TEXTO PARA REVISAR
------------------------------------------------------------

La justicia anula la oposición de 2016 a médicos de familia en Castilla y León

Un centenar de médicos de familia que aprobaron las oposiciones de 2016 en Castilla y León tienen sus plazas en vilo. Una sentencia del Tribunal Superior de la comunidad ha anulado la prueba tras constatar que hubo que anular 17 de las 90 preguntas. Ello llevó a que se rebajara el aprobado de 45 a 41 aciertos. Pero uno de los afectados recurrió esa decisión, y ahora el fallo establece que «la Administración deberá elaborar un nuevo listado de aprobados teniendo en cuenta que la prueba se supera con 45 respuestas correctas».

«El perjuicio que ocasiona es grave y su repercusión en la asistencia sanitaria también lo es», afirma Francisco V. Martínez García, presidente de la asociación de médicos de familia Semergen en Castilla y León, que es la organización que ha calculado el número de afectados. Ese centenar de aprobados representan el 1,8% de los facultativos de primaria de la comunidad, según los últimos datos del Ministerio de Sanidad. Precisamente Castilla y León es una de las regiones que más problemas tiene para cubrir esta atención, y por eso la consejería hasta se planteó hace poco contratar a licenciados sin la especialidad para cubrir los huecos, aunque tras emitir la instrucción interna correspondiente la anuló cuando se hizo pública.

Martínez García afirma que «existen antecedentes de anulación de otros procesos selectivos convocados por el Sacyl [Salud de Castilla y León], que necesitaron realizar las correcciones oportunas en el baremo adjudicando las plazas de nuevo», aunque «no hay constancia de que se anularan tantas preguntas» en otros casos. «En este caso fueron muchas las preguntas mal formuladas, lo que hizo «preciso utilizar las insuficientes preguntas de reserva». Es habitual que en las oposiciones de los médicos haya problemas con algunas preguntas (pasó también en las últimas pruebas para acceder a la especialización, el MIR).

------------------------------------------------------------

Reproduce literalmente el fragmento del texto sobre la oposición anulada que comienza con las palabras «Martínez García afirma» y termina con «especialización, el MIR).». Las líneas siguientes son material independiente del texto sobre la oposición anulada.

------------------------------------------------------------

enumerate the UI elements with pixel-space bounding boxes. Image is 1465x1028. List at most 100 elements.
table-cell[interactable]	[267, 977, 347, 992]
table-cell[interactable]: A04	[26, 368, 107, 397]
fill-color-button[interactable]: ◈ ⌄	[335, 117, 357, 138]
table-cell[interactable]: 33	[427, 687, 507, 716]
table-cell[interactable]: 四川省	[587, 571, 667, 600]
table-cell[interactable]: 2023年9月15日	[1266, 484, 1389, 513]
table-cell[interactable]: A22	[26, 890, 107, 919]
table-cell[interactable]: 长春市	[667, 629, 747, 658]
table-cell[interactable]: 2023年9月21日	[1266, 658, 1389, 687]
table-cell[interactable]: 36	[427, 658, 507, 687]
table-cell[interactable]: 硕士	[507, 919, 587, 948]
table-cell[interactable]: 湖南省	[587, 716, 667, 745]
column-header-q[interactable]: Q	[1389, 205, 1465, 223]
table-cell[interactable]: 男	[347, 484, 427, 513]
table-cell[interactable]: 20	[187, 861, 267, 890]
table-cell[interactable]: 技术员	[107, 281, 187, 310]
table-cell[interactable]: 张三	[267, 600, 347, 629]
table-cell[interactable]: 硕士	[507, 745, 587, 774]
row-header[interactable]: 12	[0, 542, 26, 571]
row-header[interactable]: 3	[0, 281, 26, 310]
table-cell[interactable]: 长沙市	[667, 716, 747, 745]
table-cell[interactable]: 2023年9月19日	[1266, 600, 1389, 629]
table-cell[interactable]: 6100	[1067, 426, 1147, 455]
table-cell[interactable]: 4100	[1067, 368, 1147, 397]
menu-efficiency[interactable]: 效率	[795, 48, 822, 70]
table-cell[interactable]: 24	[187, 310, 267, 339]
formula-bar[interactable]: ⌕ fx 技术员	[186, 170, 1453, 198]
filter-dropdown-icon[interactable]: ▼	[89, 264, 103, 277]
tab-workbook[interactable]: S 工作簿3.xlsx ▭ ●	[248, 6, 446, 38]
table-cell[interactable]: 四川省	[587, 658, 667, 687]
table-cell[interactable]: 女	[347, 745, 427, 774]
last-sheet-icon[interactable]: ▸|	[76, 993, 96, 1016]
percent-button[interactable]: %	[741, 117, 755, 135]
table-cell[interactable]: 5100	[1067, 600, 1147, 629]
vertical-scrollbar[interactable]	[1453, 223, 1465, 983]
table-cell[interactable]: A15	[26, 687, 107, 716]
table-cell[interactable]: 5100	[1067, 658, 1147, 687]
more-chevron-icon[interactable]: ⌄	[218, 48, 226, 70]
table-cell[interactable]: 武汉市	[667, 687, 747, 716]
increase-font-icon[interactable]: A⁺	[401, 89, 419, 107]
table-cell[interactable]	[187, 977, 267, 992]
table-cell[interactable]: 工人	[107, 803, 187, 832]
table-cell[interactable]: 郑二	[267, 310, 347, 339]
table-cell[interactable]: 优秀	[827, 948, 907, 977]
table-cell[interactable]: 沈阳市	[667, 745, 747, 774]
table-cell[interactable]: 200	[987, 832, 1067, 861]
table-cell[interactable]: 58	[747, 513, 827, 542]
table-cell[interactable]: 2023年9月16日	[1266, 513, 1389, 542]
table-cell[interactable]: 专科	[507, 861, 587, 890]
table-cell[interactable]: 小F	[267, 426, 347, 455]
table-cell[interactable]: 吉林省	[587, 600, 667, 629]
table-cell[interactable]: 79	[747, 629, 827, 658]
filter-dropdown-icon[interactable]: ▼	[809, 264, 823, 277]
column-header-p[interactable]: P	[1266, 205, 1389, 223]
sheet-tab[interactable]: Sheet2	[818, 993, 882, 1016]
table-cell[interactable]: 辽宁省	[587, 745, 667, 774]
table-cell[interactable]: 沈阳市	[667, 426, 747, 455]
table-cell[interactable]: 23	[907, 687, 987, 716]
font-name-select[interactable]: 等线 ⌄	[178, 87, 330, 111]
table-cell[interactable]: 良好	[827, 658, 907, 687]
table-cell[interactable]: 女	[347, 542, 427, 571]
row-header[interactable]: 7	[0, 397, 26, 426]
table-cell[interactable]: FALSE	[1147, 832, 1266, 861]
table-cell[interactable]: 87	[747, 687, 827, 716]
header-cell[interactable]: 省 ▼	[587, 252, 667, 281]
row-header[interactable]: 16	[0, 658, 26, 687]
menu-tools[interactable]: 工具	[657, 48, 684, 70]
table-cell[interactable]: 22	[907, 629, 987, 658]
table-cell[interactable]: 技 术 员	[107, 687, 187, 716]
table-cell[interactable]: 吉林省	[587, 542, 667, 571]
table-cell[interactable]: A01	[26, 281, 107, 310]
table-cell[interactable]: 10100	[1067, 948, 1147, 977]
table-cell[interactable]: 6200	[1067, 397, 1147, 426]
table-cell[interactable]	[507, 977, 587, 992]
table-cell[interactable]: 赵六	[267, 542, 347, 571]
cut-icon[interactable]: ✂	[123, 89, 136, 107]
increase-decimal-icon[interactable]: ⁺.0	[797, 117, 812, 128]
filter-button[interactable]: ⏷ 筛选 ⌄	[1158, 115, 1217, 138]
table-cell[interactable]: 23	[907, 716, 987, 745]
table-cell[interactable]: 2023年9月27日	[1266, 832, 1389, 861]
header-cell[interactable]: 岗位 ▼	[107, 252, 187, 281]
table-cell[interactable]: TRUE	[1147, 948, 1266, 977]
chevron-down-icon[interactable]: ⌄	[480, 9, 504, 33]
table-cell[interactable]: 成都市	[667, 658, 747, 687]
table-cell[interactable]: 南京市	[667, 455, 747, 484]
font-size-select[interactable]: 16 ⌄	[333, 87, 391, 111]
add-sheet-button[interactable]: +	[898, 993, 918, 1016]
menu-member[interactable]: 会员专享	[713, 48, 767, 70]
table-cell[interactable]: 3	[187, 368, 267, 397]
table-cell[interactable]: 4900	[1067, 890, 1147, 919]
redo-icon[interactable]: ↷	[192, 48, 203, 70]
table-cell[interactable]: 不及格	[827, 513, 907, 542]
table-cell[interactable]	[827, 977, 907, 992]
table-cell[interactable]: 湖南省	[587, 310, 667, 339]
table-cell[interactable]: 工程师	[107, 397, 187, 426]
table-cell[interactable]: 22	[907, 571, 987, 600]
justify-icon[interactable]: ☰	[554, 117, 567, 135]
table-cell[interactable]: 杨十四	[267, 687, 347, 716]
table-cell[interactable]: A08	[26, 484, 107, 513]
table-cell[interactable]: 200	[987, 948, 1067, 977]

------------------------------------------------------------

EJERCICIO RESUELTO
Martínez García afirma que «existen antecedentes de anulación de otros procesos selectivos convocados por el Sacyl [Salud de Castilla y León], que necesitaron realizar las correcciones oportunas en el baremo adjudicando las plazas de nuevo», aunque «no hay constancia de que se anularan tantas preguntas» en otros casos. «En este caso fueron muchas las preguntas mal formuladas, lo que hizo «preciso utilizar las insuficientes preguntas de reserva». Es habitual que en las oposiciones de los médicos haya problemas con algunas preguntas (pasó también en las últimas pruebas para acceder a la especialización, el MIR).